┌─ RECORDS SHOWN

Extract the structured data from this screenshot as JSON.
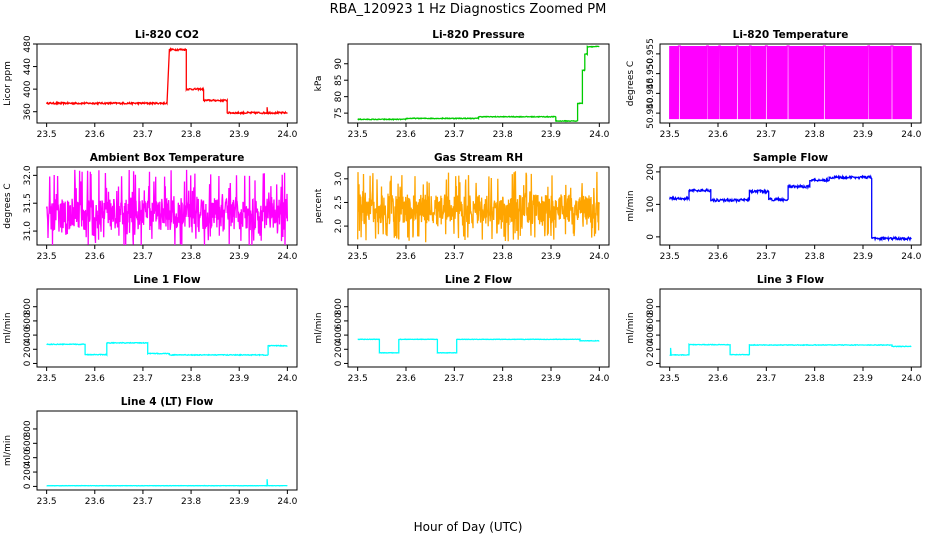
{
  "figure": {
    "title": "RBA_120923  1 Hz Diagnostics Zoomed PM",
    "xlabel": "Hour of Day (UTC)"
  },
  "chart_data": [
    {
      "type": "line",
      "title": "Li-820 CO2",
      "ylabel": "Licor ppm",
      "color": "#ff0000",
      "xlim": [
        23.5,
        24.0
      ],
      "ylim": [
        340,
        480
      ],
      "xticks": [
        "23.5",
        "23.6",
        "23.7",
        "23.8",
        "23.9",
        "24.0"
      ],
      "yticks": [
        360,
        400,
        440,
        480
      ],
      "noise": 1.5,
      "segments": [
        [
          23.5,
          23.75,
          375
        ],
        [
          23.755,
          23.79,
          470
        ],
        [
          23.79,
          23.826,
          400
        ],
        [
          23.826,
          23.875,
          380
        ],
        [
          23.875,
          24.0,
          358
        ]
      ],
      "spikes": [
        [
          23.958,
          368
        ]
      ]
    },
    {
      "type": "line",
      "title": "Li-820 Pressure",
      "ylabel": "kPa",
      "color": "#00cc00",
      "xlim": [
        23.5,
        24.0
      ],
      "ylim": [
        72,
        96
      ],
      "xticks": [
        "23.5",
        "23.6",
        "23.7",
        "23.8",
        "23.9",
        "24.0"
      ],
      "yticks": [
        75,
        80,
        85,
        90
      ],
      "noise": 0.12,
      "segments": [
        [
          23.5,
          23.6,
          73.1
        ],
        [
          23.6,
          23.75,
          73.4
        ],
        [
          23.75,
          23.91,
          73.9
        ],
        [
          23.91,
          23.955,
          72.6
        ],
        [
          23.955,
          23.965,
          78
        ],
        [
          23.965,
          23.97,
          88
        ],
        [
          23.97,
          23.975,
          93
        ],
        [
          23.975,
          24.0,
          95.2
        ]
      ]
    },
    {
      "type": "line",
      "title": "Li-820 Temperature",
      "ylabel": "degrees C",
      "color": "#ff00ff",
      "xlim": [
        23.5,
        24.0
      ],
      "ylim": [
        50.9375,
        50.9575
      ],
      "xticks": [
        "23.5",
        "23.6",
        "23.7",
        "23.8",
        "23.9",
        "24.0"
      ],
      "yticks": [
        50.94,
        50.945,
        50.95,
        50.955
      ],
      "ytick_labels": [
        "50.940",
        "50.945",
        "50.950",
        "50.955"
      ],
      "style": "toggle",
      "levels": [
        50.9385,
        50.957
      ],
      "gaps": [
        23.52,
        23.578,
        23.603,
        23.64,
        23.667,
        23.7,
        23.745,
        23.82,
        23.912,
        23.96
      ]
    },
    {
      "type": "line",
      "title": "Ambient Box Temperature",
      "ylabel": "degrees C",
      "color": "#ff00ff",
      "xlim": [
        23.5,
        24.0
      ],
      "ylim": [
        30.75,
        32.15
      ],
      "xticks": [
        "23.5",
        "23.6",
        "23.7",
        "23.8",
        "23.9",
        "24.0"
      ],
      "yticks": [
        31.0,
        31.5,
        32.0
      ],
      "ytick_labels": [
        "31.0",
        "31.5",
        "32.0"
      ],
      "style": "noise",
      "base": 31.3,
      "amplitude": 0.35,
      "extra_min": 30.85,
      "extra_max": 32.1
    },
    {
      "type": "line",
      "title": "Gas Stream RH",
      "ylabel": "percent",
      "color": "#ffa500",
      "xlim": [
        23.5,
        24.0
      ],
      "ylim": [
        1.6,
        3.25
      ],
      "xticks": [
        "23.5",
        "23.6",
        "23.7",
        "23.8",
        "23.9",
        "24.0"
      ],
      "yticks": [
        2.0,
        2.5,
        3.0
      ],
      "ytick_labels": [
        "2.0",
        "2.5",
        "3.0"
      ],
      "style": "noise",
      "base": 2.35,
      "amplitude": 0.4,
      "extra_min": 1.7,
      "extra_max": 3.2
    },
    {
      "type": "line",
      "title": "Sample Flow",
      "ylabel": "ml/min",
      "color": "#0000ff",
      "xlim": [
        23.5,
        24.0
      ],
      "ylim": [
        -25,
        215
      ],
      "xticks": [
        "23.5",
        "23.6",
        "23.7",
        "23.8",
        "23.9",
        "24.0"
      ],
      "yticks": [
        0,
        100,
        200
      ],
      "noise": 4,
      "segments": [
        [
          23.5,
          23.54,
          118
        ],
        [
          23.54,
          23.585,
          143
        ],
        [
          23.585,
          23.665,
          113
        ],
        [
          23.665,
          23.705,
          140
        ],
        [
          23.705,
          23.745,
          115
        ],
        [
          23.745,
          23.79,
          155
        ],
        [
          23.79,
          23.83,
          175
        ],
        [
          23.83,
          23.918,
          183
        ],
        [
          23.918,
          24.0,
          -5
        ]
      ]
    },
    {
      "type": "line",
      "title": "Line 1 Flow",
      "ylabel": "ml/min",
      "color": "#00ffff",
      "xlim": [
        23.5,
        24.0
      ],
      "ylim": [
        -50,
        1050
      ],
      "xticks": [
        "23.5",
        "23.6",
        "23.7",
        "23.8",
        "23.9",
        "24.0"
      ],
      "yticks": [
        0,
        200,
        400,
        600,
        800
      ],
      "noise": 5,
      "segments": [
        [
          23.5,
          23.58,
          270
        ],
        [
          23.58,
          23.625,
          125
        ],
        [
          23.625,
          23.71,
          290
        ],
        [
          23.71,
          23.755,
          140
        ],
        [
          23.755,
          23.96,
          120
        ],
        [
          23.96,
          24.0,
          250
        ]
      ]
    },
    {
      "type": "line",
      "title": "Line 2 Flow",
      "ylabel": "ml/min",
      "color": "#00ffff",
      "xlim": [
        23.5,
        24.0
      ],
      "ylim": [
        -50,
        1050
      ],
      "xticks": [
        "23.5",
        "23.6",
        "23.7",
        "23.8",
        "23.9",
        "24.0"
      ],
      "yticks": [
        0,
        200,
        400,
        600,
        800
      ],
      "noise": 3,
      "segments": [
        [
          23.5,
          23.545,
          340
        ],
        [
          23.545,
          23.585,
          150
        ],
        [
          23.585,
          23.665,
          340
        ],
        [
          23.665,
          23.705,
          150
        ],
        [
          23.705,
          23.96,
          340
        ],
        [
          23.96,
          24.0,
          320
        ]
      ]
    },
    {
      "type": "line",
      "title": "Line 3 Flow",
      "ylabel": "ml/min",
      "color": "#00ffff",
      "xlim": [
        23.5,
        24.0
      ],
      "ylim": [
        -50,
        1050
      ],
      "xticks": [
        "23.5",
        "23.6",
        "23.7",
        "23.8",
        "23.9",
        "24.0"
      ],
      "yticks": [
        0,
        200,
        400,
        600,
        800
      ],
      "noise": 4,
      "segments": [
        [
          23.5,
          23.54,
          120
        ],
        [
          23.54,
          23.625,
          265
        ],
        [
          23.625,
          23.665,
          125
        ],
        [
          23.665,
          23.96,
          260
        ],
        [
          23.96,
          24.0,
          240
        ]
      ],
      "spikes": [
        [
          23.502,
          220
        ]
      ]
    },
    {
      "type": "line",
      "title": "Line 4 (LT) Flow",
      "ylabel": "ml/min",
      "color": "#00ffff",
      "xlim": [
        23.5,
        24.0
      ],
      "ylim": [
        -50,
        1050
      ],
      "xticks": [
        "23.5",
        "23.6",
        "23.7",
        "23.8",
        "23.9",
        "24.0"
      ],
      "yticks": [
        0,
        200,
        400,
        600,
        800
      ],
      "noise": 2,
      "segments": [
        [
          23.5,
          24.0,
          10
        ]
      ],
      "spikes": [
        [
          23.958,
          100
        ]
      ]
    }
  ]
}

└─
┌─ RECORDS SHOWN

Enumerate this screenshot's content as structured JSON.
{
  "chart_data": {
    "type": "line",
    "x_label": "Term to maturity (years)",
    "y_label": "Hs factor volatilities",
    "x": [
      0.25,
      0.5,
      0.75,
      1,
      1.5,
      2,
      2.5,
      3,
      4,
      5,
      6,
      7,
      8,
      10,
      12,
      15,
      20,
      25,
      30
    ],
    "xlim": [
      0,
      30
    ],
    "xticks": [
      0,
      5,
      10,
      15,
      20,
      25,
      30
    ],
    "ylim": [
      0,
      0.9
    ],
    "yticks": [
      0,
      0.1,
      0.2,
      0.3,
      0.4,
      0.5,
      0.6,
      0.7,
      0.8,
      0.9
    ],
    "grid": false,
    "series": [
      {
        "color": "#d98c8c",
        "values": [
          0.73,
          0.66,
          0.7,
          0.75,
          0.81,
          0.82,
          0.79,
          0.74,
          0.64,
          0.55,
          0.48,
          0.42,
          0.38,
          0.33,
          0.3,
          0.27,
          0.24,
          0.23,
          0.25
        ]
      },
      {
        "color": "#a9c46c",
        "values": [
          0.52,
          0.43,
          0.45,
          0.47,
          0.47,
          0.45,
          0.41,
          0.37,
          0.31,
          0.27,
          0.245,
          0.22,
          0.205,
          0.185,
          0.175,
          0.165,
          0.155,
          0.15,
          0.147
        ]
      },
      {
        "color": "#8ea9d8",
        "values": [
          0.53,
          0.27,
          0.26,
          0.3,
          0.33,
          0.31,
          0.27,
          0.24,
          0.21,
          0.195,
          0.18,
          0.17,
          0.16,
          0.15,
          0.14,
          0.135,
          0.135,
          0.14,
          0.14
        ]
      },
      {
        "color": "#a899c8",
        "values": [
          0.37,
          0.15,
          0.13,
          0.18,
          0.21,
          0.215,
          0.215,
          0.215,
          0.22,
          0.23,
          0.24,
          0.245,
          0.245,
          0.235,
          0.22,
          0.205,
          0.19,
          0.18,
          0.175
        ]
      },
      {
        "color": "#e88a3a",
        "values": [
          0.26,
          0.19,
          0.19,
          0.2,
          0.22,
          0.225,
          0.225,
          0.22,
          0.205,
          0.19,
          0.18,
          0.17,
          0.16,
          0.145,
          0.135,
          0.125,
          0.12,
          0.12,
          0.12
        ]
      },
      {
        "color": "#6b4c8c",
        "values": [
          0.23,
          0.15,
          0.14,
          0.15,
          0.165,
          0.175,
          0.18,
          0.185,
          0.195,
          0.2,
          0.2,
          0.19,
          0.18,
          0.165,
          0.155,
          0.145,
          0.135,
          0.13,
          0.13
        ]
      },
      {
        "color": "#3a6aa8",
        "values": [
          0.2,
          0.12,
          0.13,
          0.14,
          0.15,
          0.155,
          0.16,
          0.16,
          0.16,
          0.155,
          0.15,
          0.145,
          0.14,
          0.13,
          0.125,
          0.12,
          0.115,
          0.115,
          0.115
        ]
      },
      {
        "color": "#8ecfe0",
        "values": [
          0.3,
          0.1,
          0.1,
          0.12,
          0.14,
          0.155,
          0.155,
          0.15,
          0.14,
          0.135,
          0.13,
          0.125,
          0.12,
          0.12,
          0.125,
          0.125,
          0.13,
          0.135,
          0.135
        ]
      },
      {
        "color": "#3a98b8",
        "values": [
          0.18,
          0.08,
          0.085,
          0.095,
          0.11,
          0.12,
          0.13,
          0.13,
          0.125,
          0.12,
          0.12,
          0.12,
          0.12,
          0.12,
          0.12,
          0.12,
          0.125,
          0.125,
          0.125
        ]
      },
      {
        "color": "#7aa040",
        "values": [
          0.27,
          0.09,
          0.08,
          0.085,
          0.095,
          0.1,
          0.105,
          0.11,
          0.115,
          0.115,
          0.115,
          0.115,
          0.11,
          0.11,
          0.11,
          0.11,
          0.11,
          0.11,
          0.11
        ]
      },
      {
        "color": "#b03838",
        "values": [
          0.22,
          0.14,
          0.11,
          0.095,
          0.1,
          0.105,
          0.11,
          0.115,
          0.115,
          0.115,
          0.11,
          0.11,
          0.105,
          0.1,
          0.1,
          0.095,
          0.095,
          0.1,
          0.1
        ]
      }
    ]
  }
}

└─
┌─ RECORDS SHOWN

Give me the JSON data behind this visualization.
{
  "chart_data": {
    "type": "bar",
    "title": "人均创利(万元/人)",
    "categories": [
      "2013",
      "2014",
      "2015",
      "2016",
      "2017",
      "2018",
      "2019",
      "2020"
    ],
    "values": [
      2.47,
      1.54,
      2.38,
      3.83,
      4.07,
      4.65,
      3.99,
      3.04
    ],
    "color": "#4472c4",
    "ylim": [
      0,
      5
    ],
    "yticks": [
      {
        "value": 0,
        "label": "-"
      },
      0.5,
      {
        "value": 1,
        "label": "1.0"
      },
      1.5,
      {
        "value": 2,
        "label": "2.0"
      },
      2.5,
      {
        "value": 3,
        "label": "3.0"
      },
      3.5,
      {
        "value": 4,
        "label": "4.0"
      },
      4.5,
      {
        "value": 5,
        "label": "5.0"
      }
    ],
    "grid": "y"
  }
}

└─

▶ WHAT IS EXPECTED
Identify and copy the lines holding the word "Temperature".

▶ RESULT OF THIS TASK
      "title": "Li-820 Temperature",
      "title": "Ambient Box Temperature",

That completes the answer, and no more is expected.